▶ [Text to read]:
####################
This file was added.

				//===-- TranslationTargetAttr.td - GPU translation target attribute -------===//
				//
				// Part of the LLVM Project, under the Apache License v2.0 with LLVM Exceptions.
				// See https://llvm.org/LICENSE.txt for license information.
				// SPDX-License-Identifier: Apache-2.0 WITH LLVM-exception
				//
				//===----------------------------------------------------------------------===//
				//
				// Defines the translation target used to configure the serialization pipeline
				// during translation of the GPU dialect.
				//
				//===----------------------------------------------------------------------===//

				#ifndef GPU_TRANSLATIONTARGET
				#define GPU_TRANSLATIONTARGET

				include "mlir/Dialect/GPU/IR/GPUBase.td"
####################
▶ [Extracted material]:

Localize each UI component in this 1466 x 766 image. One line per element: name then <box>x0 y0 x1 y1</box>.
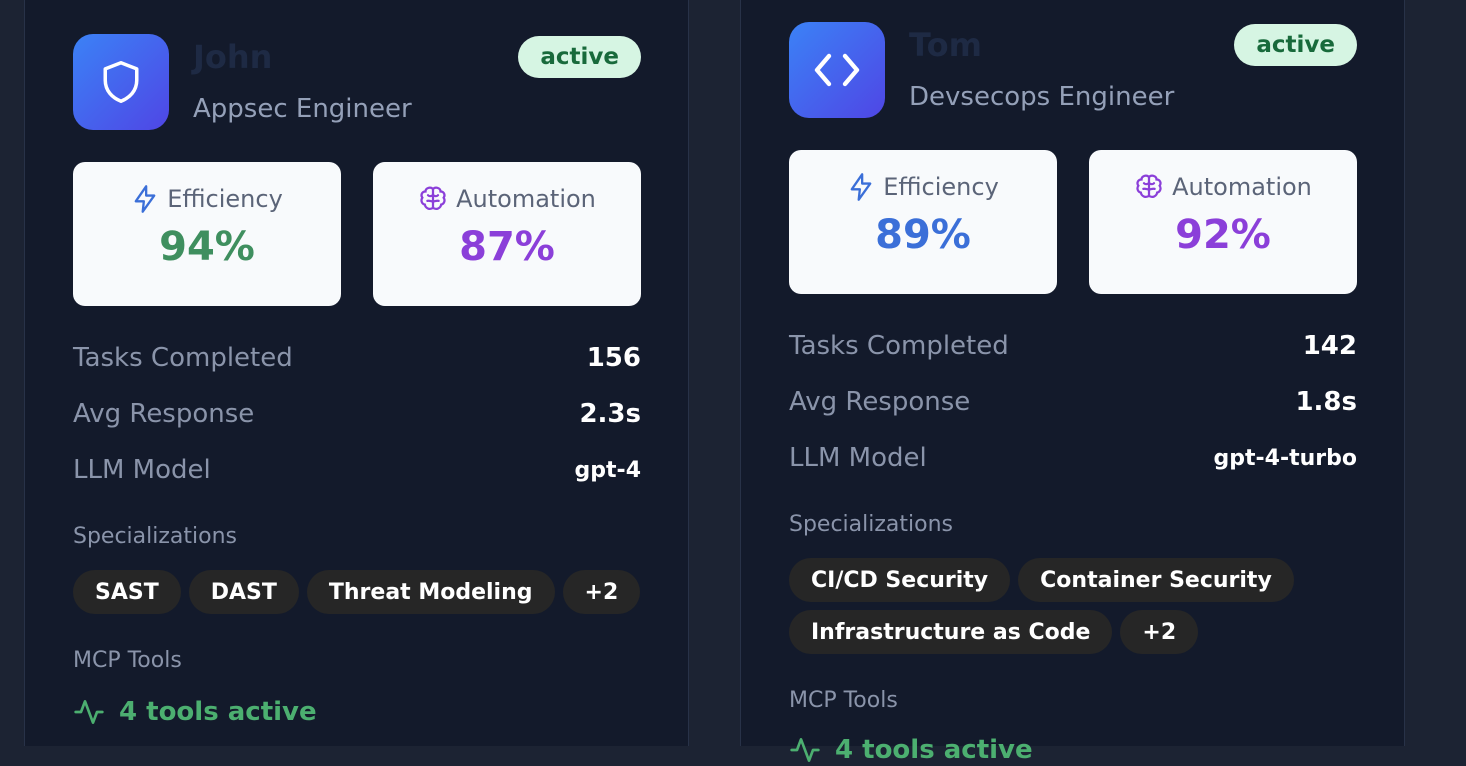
####################
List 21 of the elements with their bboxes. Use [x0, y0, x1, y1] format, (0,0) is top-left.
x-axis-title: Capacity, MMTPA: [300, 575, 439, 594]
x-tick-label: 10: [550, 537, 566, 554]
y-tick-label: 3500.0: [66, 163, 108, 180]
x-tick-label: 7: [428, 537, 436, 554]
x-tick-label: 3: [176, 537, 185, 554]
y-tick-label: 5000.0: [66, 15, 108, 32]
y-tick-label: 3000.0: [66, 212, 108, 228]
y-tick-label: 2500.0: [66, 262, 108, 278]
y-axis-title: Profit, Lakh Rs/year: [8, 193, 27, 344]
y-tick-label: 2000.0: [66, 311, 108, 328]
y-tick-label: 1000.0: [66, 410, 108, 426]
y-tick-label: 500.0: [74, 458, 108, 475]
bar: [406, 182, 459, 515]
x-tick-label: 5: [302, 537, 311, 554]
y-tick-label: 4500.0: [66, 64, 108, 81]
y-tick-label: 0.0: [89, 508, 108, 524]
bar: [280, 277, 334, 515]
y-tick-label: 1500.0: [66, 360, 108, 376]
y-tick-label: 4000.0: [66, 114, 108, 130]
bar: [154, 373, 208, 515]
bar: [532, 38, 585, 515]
####################
▶ [The exercise]:
Reproduce the lines of the GPU translation target file starting at "This file was" and ending at "for license information.".

▶ [Task result]:
This file was added.

				//===-- TranslationTargetAttr.td - GPU translation target attribute -------===//
				//
				// Part of the LLVM Project, under the Apache License v2.0 with LLVM Exceptions.
				// See https://llvm.org/LICENSE.txt for license information.